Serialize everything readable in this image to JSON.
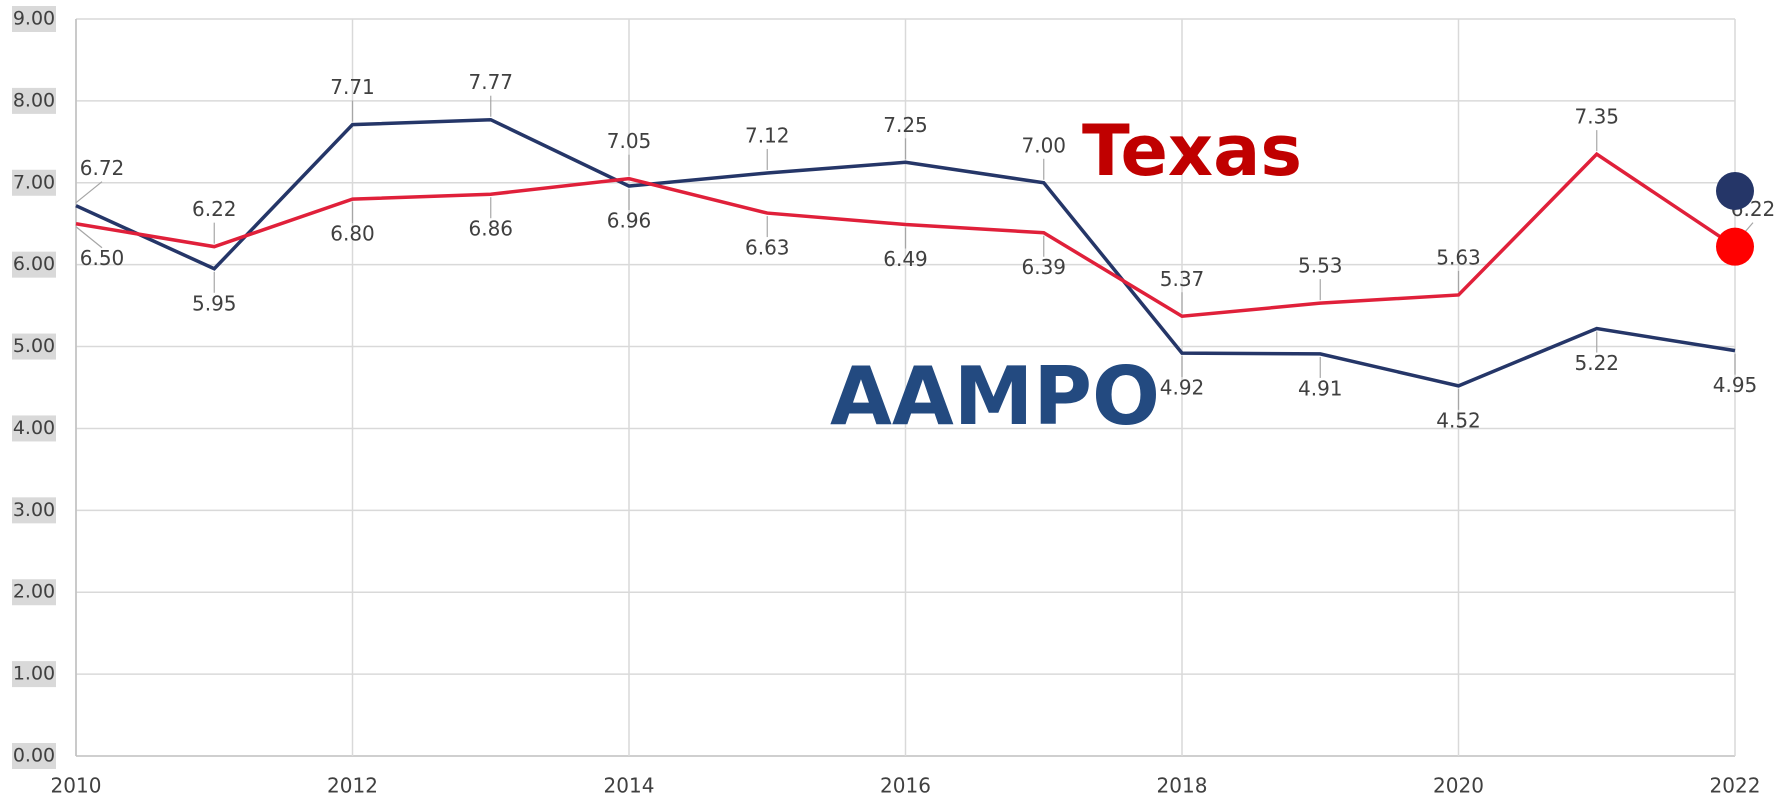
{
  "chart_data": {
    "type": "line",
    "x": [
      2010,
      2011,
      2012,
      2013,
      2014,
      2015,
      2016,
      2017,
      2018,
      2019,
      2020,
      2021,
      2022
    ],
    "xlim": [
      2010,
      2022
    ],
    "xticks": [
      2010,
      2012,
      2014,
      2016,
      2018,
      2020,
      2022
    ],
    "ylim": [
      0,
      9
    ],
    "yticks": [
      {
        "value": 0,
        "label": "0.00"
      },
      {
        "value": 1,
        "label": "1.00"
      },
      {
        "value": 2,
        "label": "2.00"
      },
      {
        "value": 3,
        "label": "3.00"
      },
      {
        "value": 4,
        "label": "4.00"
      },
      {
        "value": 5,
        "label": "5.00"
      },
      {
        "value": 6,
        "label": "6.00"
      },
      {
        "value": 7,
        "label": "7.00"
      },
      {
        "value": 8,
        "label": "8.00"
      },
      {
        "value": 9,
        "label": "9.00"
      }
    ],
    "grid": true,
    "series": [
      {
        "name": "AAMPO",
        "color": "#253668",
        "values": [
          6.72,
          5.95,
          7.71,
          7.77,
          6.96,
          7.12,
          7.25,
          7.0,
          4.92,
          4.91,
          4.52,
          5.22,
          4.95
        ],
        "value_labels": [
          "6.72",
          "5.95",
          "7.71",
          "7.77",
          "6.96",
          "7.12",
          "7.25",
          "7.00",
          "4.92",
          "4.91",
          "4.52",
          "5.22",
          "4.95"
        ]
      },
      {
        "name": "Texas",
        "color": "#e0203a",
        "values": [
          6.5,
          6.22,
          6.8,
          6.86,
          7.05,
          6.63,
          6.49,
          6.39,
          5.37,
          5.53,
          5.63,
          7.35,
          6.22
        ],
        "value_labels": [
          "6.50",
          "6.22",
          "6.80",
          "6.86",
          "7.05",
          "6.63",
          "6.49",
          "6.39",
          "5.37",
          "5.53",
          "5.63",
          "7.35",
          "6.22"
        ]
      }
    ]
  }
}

## Directive
Copy every entry word for word, but omit the pictures.

## Correct result
Serialize everything readable in this image to JSON.
{
  "chart_data": {
    "type": "line",
    "x": [
      2010,
      2011,
      2012,
      2013,
      2014,
      2015,
      2016,
      2017,
      2018,
      2019,
      2020,
      2021,
      2022
    ],
    "xlim": [
      2010,
      2022
    ],
    "xticks": [
      2010,
      2012,
      2014,
      2016,
      2018,
      2020,
      2022
    ],
    "ylim": [
      0,
      9
    ],
    "yticks": [
      {
        "value": 0,
        "label": "0.00"
      },
      {
        "value": 1,
        "label": "1.00"
      },
      {
        "value": 2,
        "label": "2.00"
      },
      {
        "value": 3,
        "label": "3.00"
      },
      {
        "value": 4,
        "label": "4.00"
      },
      {
        "value": 5,
        "label": "5.00"
      },
      {
        "value": 6,
        "label": "6.00"
      },
      {
        "value": 7,
        "label": "7.00"
      },
      {
        "value": 8,
        "label": "8.00"
      },
      {
        "value": 9,
        "label": "9.00"
      }
    ],
    "grid": true,
    "series": [
      {
        "name": "AAMPO",
        "color": "#253668",
        "values": [
          6.72,
          5.95,
          7.71,
          7.77,
          6.96,
          7.12,
          7.25,
          7.0,
          4.92,
          4.91,
          4.52,
          5.22,
          4.95
        ],
        "value_labels": [
          "6.72",
          "5.95",
          "7.71",
          "7.77",
          "6.96",
          "7.12",
          "7.25",
          "7.00",
          "4.92",
          "4.91",
          "4.52",
          "5.22",
          "4.95"
        ]
      },
      {
        "name": "Texas",
        "color": "#e0203a",
        "values": [
          6.5,
          6.22,
          6.8,
          6.86,
          7.05,
          6.63,
          6.49,
          6.39,
          5.37,
          5.53,
          5.63,
          7.35,
          6.22
        ],
        "value_labels": [
          "6.50",
          "6.22",
          "6.80",
          "6.86",
          "7.05",
          "6.63",
          "6.49",
          "6.39",
          "5.37",
          "5.53",
          "5.63",
          "7.35",
          "6.22"
        ]
      }
    ]
  }
}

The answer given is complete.